*Problem statement:*
Write out word for word each line from the one containing "Convert this screenshot" through the close of the listing, including both ends. Pictures do not belong in the copy.

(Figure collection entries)
....................

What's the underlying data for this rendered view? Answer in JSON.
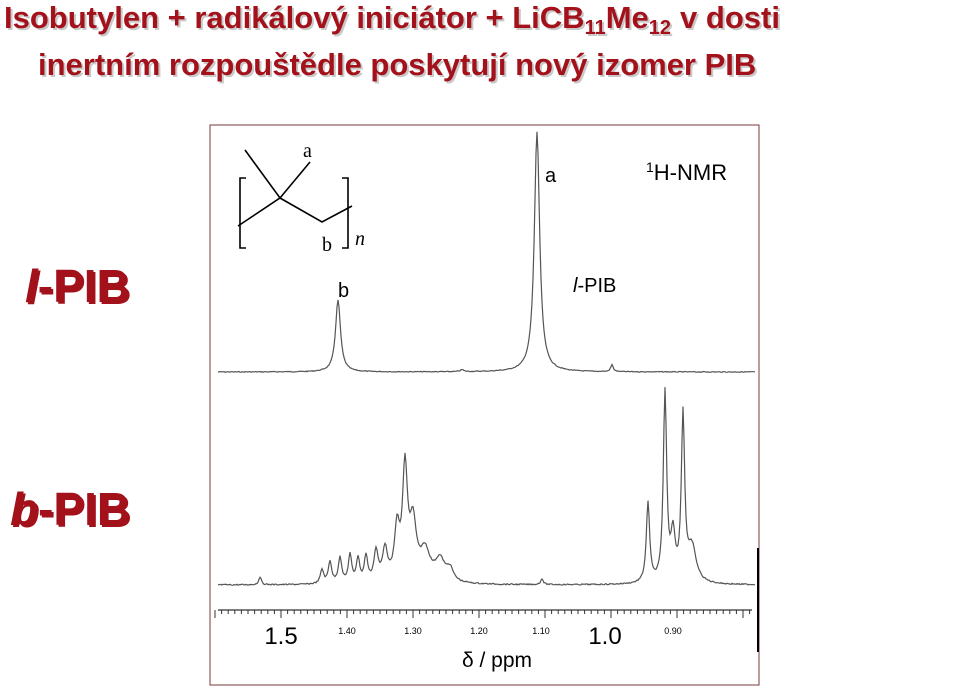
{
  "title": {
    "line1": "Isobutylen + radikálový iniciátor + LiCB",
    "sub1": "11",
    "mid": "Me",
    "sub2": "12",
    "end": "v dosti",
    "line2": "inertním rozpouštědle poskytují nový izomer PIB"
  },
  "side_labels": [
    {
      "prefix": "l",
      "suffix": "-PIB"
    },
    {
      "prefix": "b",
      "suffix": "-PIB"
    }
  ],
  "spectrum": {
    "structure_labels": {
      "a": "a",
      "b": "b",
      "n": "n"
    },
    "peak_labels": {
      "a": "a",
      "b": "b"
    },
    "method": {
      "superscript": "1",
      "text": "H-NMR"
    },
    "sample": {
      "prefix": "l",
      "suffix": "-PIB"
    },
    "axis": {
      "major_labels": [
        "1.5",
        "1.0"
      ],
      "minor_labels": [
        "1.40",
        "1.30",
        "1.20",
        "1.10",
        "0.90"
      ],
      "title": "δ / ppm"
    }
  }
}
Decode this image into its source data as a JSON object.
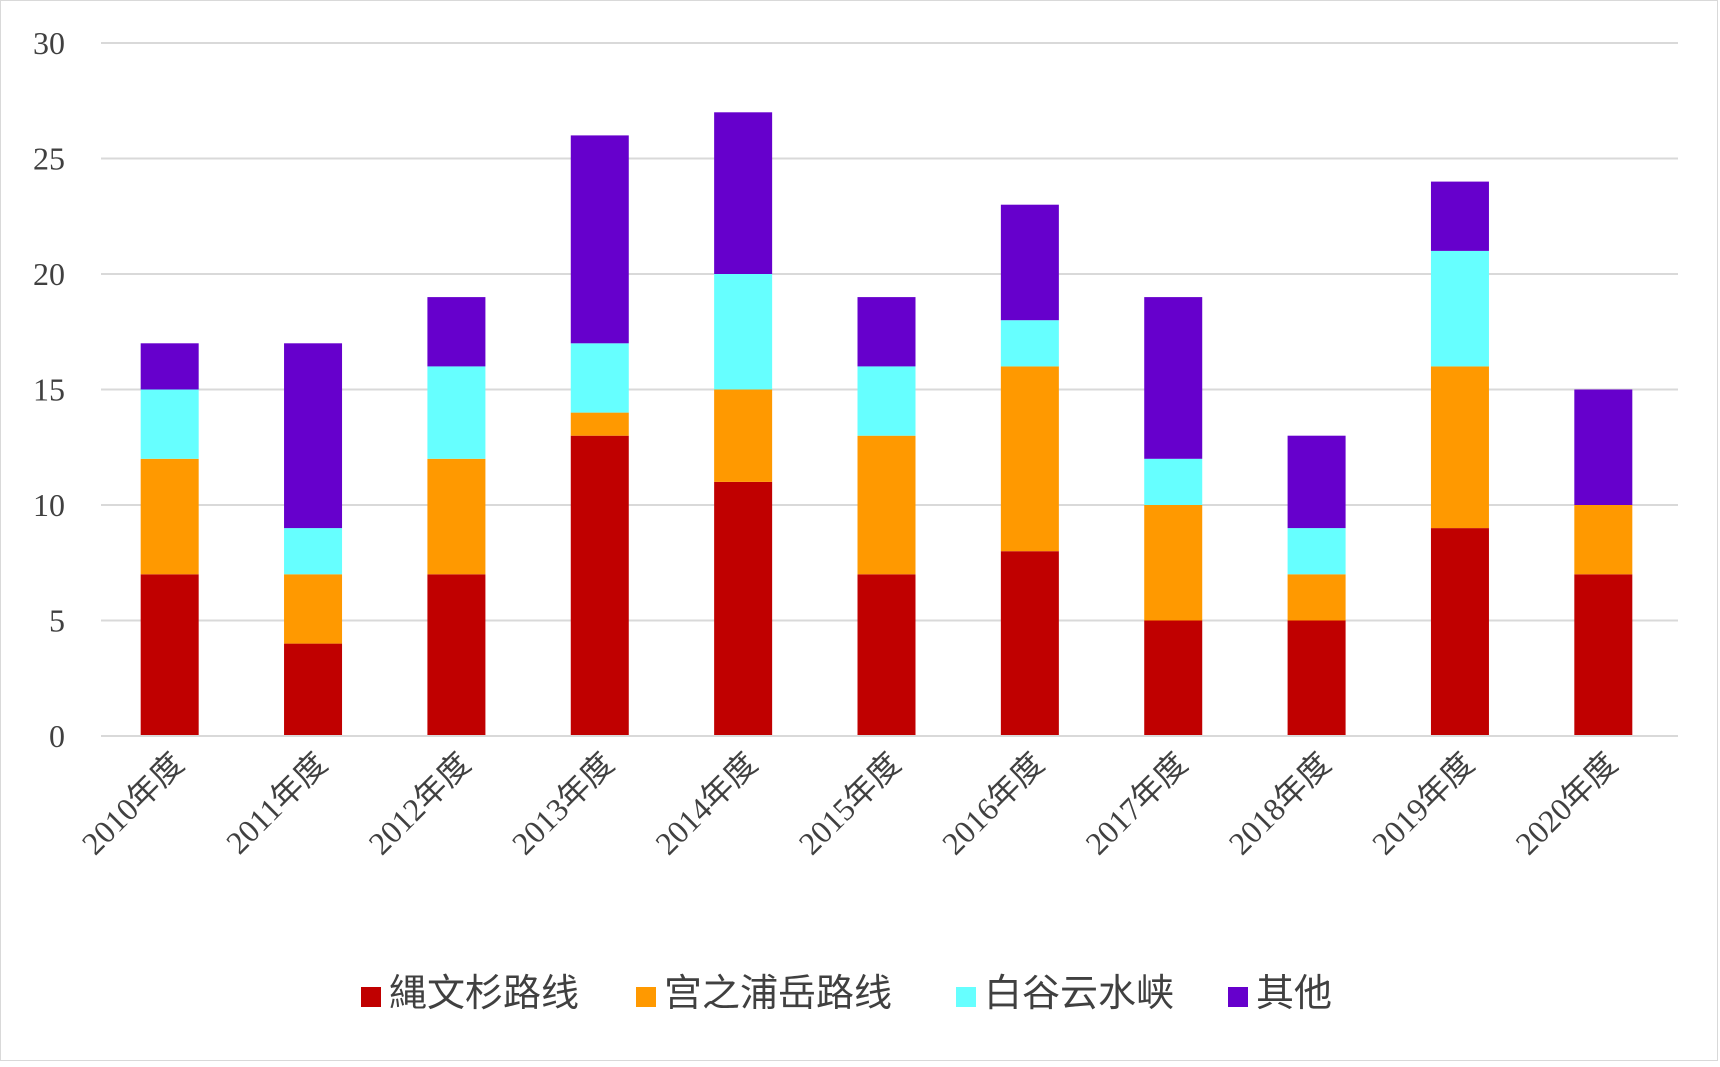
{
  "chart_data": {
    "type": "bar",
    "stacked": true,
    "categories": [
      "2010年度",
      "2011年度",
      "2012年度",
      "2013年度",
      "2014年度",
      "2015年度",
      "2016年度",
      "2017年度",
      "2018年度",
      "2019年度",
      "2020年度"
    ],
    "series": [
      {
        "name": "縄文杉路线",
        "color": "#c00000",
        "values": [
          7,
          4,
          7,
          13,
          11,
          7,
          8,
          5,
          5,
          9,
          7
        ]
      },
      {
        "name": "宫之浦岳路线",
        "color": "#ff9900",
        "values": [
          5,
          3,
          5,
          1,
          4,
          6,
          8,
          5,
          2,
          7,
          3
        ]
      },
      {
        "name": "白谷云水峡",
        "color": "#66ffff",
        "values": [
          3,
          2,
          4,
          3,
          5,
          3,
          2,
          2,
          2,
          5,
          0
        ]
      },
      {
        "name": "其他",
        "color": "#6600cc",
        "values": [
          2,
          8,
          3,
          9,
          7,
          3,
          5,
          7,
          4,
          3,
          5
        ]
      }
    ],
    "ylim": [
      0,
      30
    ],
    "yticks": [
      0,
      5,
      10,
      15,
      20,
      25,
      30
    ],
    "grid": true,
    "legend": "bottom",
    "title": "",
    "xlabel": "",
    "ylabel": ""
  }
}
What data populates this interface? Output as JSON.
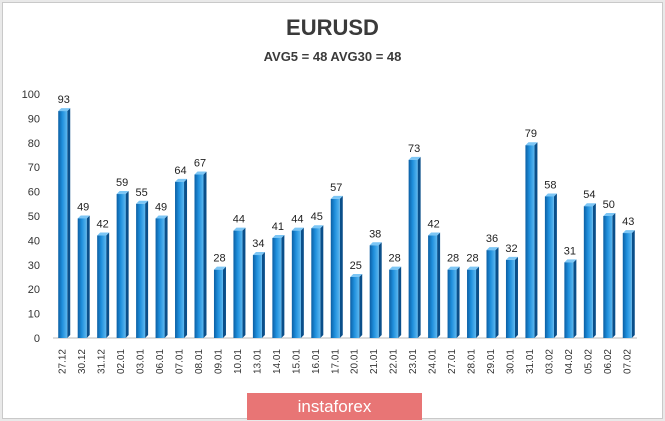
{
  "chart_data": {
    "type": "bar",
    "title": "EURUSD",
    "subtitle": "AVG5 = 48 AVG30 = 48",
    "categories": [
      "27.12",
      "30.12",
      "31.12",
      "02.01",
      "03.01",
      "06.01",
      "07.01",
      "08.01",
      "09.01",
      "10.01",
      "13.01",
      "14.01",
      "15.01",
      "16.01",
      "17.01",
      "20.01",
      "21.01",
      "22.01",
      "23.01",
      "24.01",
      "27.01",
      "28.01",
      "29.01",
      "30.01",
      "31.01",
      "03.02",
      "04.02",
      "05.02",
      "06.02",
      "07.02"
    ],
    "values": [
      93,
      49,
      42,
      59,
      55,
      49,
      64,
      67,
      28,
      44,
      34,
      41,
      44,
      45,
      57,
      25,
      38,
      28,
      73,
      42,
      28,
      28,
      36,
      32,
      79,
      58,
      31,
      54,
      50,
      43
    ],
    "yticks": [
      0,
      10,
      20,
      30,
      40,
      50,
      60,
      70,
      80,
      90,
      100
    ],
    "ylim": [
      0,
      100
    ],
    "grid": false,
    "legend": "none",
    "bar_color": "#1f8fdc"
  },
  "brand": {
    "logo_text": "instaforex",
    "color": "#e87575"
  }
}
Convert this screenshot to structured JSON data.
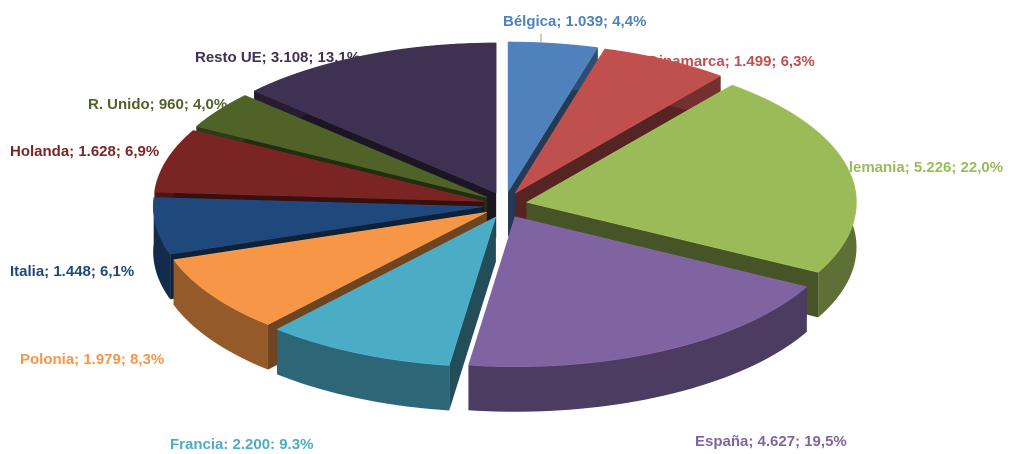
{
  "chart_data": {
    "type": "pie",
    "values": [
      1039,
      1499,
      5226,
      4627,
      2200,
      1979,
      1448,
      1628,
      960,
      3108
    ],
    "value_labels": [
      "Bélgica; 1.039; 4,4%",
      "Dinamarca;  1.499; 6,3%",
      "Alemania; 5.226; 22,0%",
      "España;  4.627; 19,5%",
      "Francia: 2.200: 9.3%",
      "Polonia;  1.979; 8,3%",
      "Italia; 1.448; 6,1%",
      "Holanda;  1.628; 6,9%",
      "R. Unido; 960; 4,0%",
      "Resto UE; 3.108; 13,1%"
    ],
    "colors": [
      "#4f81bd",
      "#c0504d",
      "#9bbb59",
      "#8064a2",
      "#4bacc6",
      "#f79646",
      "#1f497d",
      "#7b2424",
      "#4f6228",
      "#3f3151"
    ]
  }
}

....................

*Output of the task:*
Convert this screenshot to structured JSON data.
{
  "chart_data": {
    "type": "pie",
    "values": [
      1039,
      1499,
      5226,
      4627,
      2200,
      1979,
      1448,
      1628,
      960,
      3108
    ],
    "value_labels": [
      "Bélgica; 1.039; 4,4%",
      "Dinamarca;  1.499; 6,3%",
      "Alemania; 5.226; 22,0%",
      "España;  4.627; 19,5%",
      "Francia: 2.200: 9.3%",
      "Polonia;  1.979; 8,3%",
      "Italia; 1.448; 6,1%",
      "Holanda;  1.628; 6,9%",
      "R. Unido; 960; 4,0%",
      "Resto UE; 3.108; 13,1%"
    ],
    "colors": [
      "#4f81bd",
      "#c0504d",
      "#9bbb59",
      "#8064a2",
      "#4bacc6",
      "#f79646",
      "#1f497d",
      "#7b2424",
      "#4f6228",
      "#3f3151"
    ]
  }
}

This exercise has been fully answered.